[START OF Information shown]
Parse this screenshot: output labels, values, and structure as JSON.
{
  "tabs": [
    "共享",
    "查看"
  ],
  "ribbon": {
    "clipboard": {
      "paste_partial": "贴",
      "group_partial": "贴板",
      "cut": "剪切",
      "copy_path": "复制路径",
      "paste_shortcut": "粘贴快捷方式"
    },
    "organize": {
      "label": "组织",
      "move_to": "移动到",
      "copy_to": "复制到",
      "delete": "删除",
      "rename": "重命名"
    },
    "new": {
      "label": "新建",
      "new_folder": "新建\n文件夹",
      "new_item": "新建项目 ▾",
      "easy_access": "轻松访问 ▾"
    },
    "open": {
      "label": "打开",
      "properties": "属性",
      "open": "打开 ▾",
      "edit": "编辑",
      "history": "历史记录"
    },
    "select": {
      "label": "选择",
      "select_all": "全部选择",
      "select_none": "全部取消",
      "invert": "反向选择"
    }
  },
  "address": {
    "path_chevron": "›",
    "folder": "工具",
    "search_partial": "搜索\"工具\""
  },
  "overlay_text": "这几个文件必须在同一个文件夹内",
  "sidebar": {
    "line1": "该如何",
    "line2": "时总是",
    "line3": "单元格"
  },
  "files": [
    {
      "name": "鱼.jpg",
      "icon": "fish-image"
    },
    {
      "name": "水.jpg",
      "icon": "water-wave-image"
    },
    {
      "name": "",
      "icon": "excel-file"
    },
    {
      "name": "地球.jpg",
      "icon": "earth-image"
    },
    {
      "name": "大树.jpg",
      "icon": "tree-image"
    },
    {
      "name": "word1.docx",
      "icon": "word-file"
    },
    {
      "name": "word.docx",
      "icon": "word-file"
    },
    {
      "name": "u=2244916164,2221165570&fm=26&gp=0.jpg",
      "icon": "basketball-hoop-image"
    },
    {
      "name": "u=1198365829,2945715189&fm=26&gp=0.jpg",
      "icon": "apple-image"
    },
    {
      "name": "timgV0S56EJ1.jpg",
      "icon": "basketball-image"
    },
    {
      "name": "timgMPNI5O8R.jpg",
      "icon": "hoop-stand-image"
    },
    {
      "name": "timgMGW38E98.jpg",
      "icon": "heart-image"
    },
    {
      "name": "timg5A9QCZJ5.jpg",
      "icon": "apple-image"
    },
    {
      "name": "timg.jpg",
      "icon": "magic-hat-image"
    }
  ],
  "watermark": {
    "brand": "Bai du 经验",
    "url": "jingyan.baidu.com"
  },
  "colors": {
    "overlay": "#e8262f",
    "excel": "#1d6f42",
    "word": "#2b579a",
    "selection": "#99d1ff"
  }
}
[END OF Information shown]
Exercise brief
Type out the material again exactly as presented.

Solution to the exercise
Parse this screenshot: output labels, values, and structure as JSON.
{
  "tabs": [
    "共享",
    "查看"
  ],
  "ribbon": {
    "clipboard": {
      "paste_partial": "贴",
      "group_partial": "贴板",
      "cut": "剪切",
      "copy_path": "复制路径",
      "paste_shortcut": "粘贴快捷方式"
    },
    "organize": {
      "label": "组织",
      "move_to": "移动到",
      "copy_to": "复制到",
      "delete": "删除",
      "rename": "重命名"
    },
    "new": {
      "label": "新建",
      "new_folder": "新建\n文件夹",
      "new_item": "新建项目 ▾",
      "easy_access": "轻松访问 ▾"
    },
    "open": {
      "label": "打开",
      "properties": "属性",
      "open": "打开 ▾",
      "edit": "编辑",
      "history": "历史记录"
    },
    "select": {
      "label": "选择",
      "select_all": "全部选择",
      "select_none": "全部取消",
      "invert": "反向选择"
    }
  },
  "address": {
    "path_chevron": "›",
    "folder": "工具",
    "search_partial": "搜索\"工具\""
  },
  "overlay_text": "这几个文件必须在同一个文件夹内",
  "sidebar": {
    "line1": "该如何",
    "line2": "时总是",
    "line3": "单元格"
  },
  "files": [
    {
      "name": "鱼.jpg",
      "icon": "fish-image"
    },
    {
      "name": "水.jpg",
      "icon": "water-wave-image"
    },
    {
      "name": "",
      "icon": "excel-file"
    },
    {
      "name": "地球.jpg",
      "icon": "earth-image"
    },
    {
      "name": "大树.jpg",
      "icon": "tree-image"
    },
    {
      "name": "word1.docx",
      "icon": "word-file"
    },
    {
      "name": "word.docx",
      "icon": "word-file"
    },
    {
      "name": "u=2244916164,2221165570&fm=26&gp=0.jpg",
      "icon": "basketball-hoop-image"
    },
    {
      "name": "u=1198365829,2945715189&fm=26&gp=0.jpg",
      "icon": "apple-image"
    },
    {
      "name": "timgV0S56EJ1.jpg",
      "icon": "basketball-image"
    },
    {
      "name": "timgMPNI5O8R.jpg",
      "icon": "hoop-stand-image"
    },
    {
      "name": "timgMGW38E98.jpg",
      "icon": "heart-image"
    },
    {
      "name": "timg5A9QCZJ5.jpg",
      "icon": "apple-image"
    },
    {
      "name": "timg.jpg",
      "icon": "magic-hat-image"
    }
  ],
  "watermark": {
    "brand": "Bai du 经验",
    "url": "jingyan.baidu.com"
  },
  "colors": {
    "overlay": "#e8262f",
    "excel": "#1d6f42",
    "word": "#2b579a",
    "selection": "#99d1ff"
  }
}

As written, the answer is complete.